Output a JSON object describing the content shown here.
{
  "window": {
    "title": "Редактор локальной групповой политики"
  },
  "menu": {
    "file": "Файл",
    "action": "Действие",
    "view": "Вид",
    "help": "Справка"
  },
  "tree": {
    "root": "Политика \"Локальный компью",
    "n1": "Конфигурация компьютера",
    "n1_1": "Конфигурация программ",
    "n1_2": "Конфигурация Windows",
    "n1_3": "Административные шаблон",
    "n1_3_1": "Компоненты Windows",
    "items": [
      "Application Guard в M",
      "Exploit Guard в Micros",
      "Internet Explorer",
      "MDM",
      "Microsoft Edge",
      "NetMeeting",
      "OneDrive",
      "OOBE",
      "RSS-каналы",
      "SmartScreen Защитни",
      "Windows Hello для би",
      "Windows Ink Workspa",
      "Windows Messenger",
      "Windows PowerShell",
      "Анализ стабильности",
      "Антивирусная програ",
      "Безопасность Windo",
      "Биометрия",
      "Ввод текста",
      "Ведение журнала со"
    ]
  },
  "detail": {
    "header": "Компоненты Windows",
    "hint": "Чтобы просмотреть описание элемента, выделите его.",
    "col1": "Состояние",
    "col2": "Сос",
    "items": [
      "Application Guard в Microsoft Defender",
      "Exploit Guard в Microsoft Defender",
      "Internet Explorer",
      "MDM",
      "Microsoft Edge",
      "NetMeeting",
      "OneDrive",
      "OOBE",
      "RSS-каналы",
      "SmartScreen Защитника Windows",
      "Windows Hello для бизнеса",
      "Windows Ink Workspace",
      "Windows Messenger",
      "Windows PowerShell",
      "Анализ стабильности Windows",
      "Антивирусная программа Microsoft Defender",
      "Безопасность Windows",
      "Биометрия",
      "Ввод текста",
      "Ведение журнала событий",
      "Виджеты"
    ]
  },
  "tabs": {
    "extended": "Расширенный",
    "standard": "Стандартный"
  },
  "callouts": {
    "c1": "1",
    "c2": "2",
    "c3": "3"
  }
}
##########
Problem: Please set down all the data word for word.

Task response:
Output a JSON object describing the content shown here.
{
  "window": {
    "title": "Редактор локальной групповой политики"
  },
  "menu": {
    "file": "Файл",
    "action": "Действие",
    "view": "Вид",
    "help": "Справка"
  },
  "tree": {
    "root": "Политика \"Локальный компью",
    "n1": "Конфигурация компьютера",
    "n1_1": "Конфигурация программ",
    "n1_2": "Конфигурация Windows",
    "n1_3": "Административные шаблон",
    "n1_3_1": "Компоненты Windows",
    "items": [
      "Application Guard в M",
      "Exploit Guard в Micros",
      "Internet Explorer",
      "MDM",
      "Microsoft Edge",
      "NetMeeting",
      "OneDrive",
      "OOBE",
      "RSS-каналы",
      "SmartScreen Защитни",
      "Windows Hello для би",
      "Windows Ink Workspa",
      "Windows Messenger",
      "Windows PowerShell",
      "Анализ стабильности",
      "Антивирусная програ",
      "Безопасность Windo",
      "Биометрия",
      "Ввод текста",
      "Ведение журнала со"
    ]
  },
  "detail": {
    "header": "Компоненты Windows",
    "hint": "Чтобы просмотреть описание элемента, выделите его.",
    "col1": "Состояние",
    "col2": "Сос",
    "items": [
      "Application Guard в Microsoft Defender",
      "Exploit Guard в Microsoft Defender",
      "Internet Explorer",
      "MDM",
      "Microsoft Edge",
      "NetMeeting",
      "OneDrive",
      "OOBE",
      "RSS-каналы",
      "SmartScreen Защитника Windows",
      "Windows Hello для бизнеса",
      "Windows Ink Workspace",
      "Windows Messenger",
      "Windows PowerShell",
      "Анализ стабильности Windows",
      "Антивирусная программа Microsoft Defender",
      "Безопасность Windows",
      "Биометрия",
      "Ввод текста",
      "Ведение журнала событий",
      "Виджеты"
    ]
  },
  "tabs": {
    "extended": "Расширенный",
    "standard": "Стандартный"
  },
  "callouts": {
    "c1": "1",
    "c2": "2",
    "c3": "3"
  }
}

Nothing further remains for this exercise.